▶ WHAT YOU SHOULD DO:
Retype each line of the material exactly, please, skipping any picture in it.

▶ INPUT FOR THIS TASK:

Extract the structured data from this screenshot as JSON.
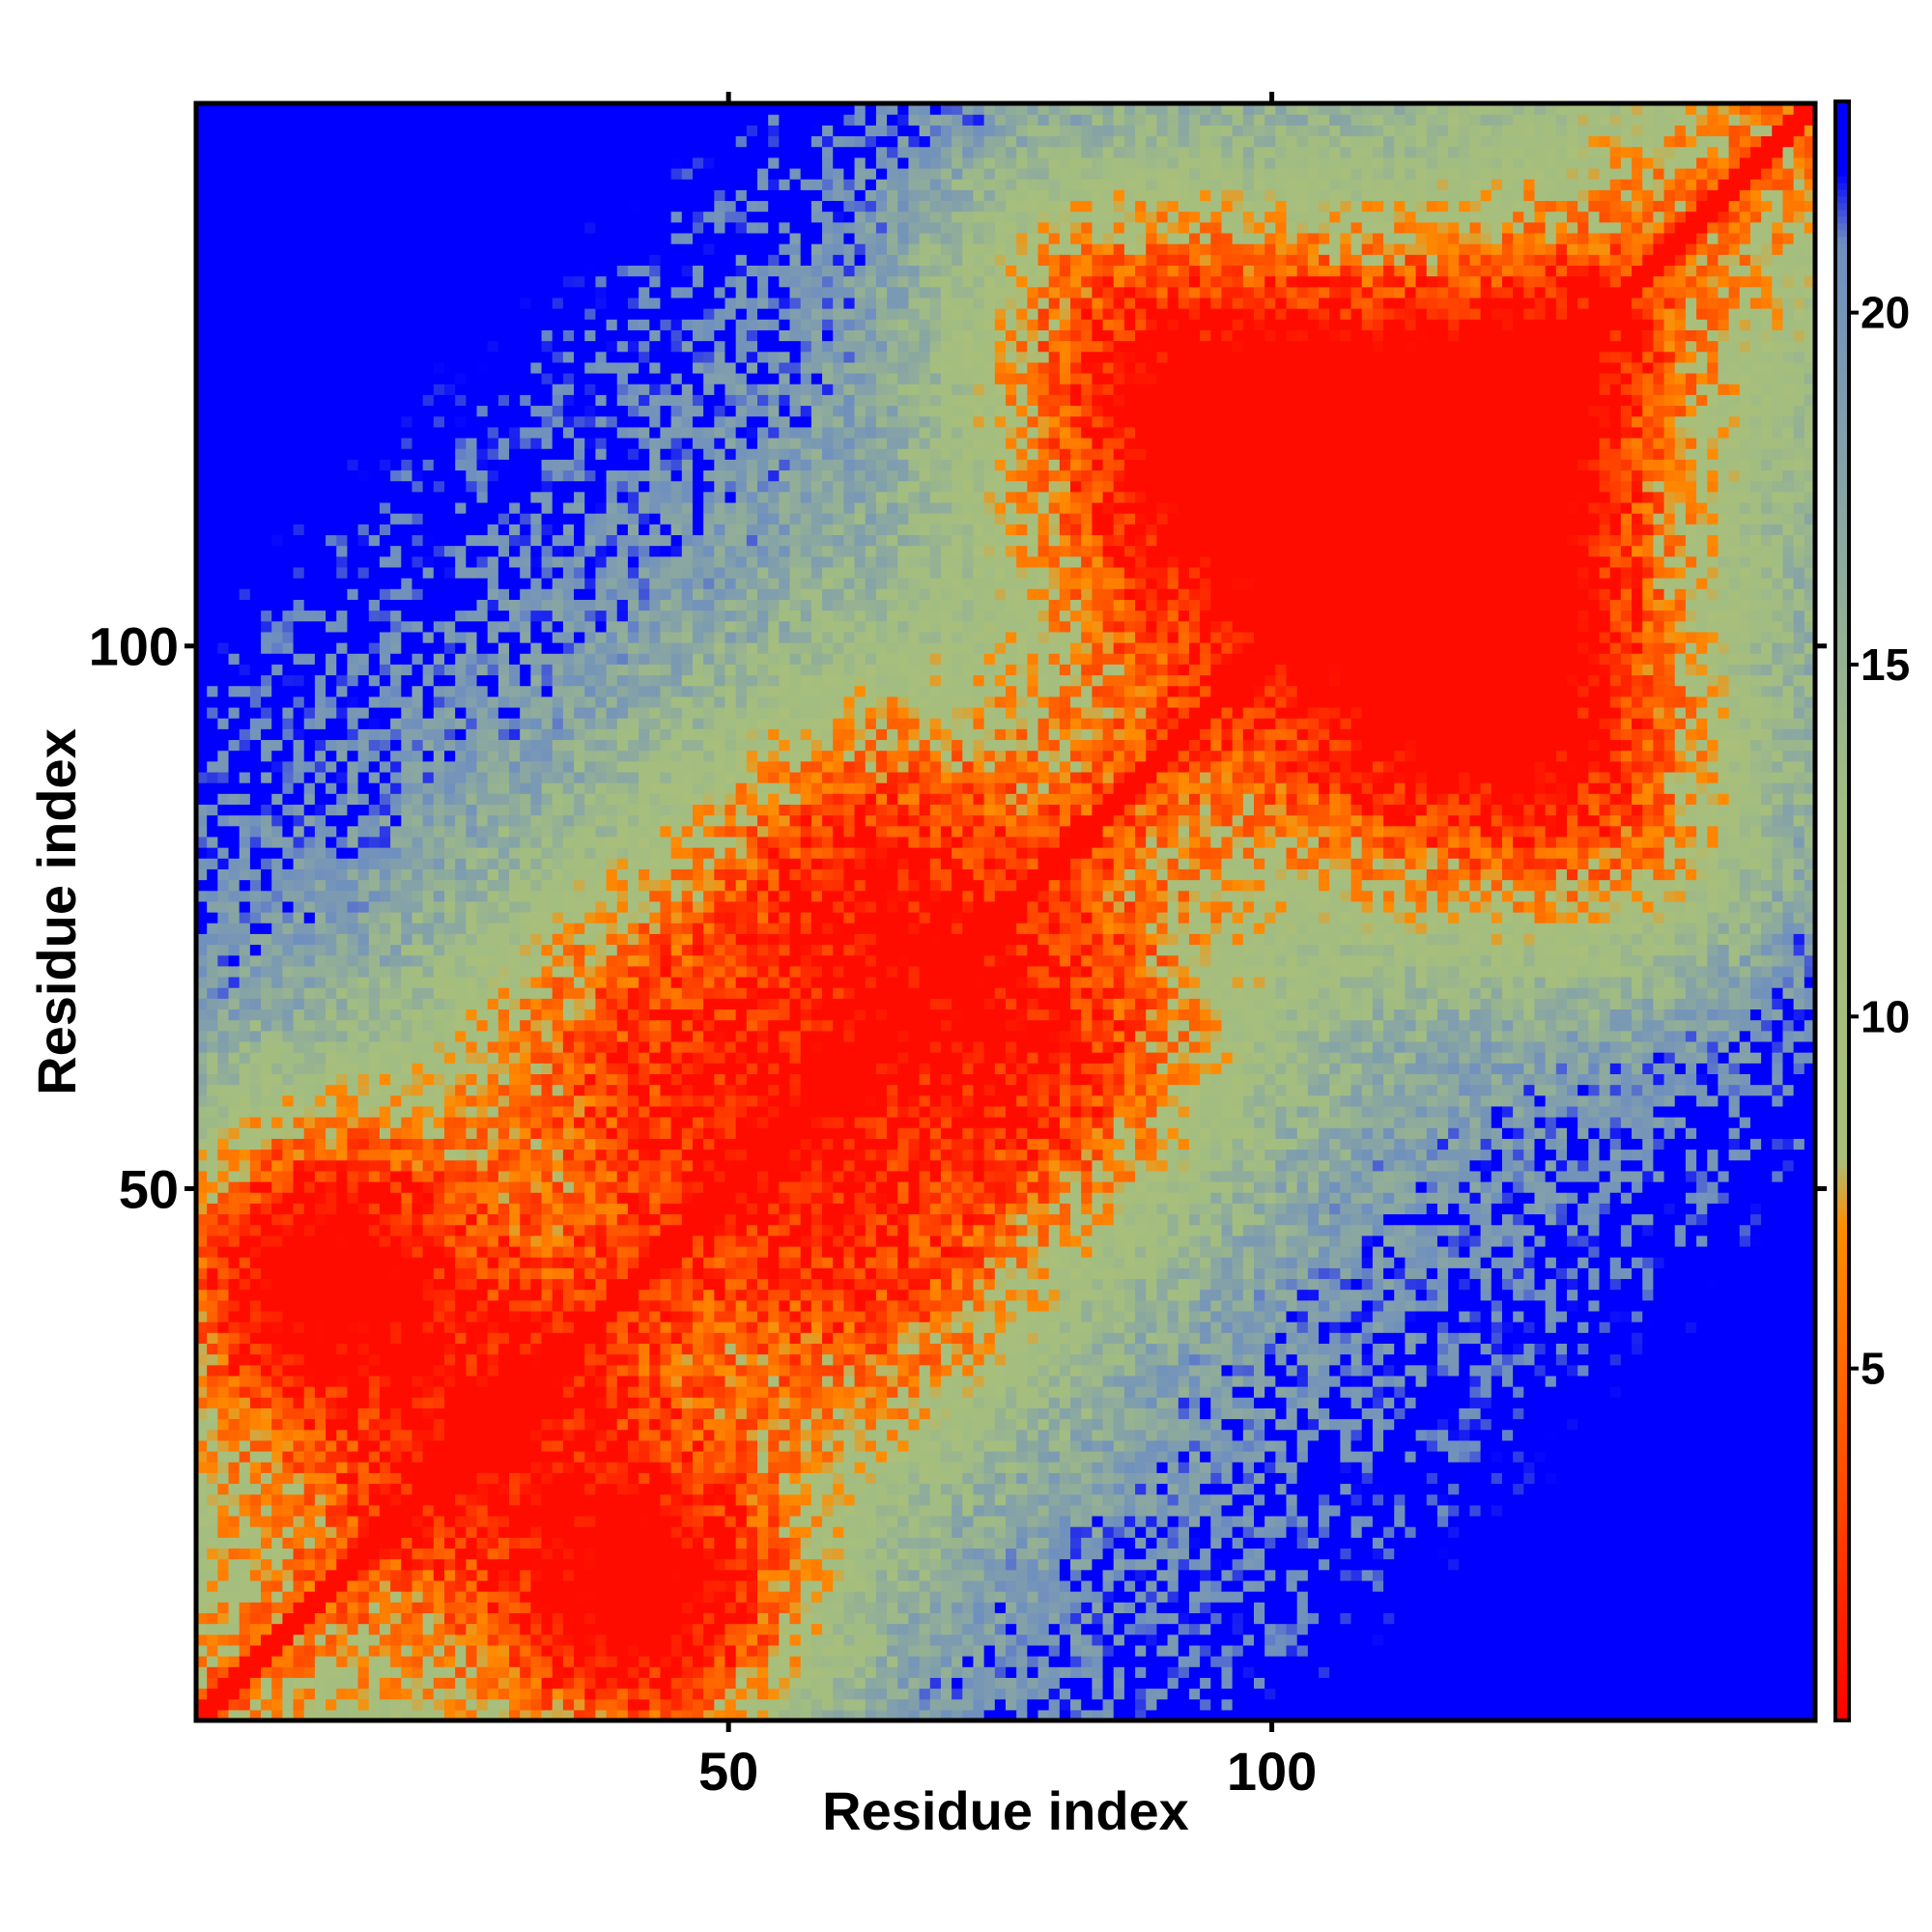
{
  "chart_data": {
    "type": "heatmap",
    "title": "",
    "xlabel": "Residue index",
    "ylabel": "Residue index",
    "n_residues": 150,
    "xlim": [
      1,
      150
    ],
    "ylim": [
      1,
      150
    ],
    "x_ticks": [
      50,
      100
    ],
    "y_ticks": [
      50,
      100
    ],
    "colorbar": {
      "range": [
        0,
        23
      ],
      "ticks": [
        5,
        10,
        15,
        20
      ],
      "colors": [
        {
          "at": 0,
          "color": "#ff0000"
        },
        {
          "at": 3,
          "color": "#ff4500"
        },
        {
          "at": 7,
          "color": "#ff8c00"
        },
        {
          "at": 8,
          "color": "#a9bf7a"
        },
        {
          "at": 13,
          "color": "#a2bd82"
        },
        {
          "at": 17,
          "color": "#8aa7a2"
        },
        {
          "at": 21,
          "color": "#6f8fbf"
        },
        {
          "at": 22,
          "color": "#0000ff"
        }
      ]
    },
    "grid": false,
    "legend": "colorbar-right",
    "symmetric": true,
    "description_note": ""
  }
}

▶ FULL OUTPUT:
Extract the structured data from this screenshot as JSON.
{
  "chart_data": {
    "type": "heatmap",
    "title": "",
    "xlabel": "Residue index",
    "ylabel": "Residue index",
    "n_residues": 150,
    "xlim": [
      1,
      150
    ],
    "ylim": [
      1,
      150
    ],
    "x_ticks": [
      50,
      100
    ],
    "y_ticks": [
      50,
      100
    ],
    "colorbar": {
      "range": [
        0,
        23
      ],
      "ticks": [
        5,
        10,
        15,
        20
      ],
      "colors": [
        {
          "at": 0,
          "color": "#ff0000"
        },
        {
          "at": 3,
          "color": "#ff4500"
        },
        {
          "at": 7,
          "color": "#ff8c00"
        },
        {
          "at": 8,
          "color": "#a9bf7a"
        },
        {
          "at": 13,
          "color": "#a2bd82"
        },
        {
          "at": 17,
          "color": "#8aa7a2"
        },
        {
          "at": 21,
          "color": "#6f8fbf"
        },
        {
          "at": 22,
          "color": "#0000ff"
        }
      ]
    },
    "grid": false,
    "legend": "colorbar-right",
    "symmetric": true,
    "description_note": ""
  }
}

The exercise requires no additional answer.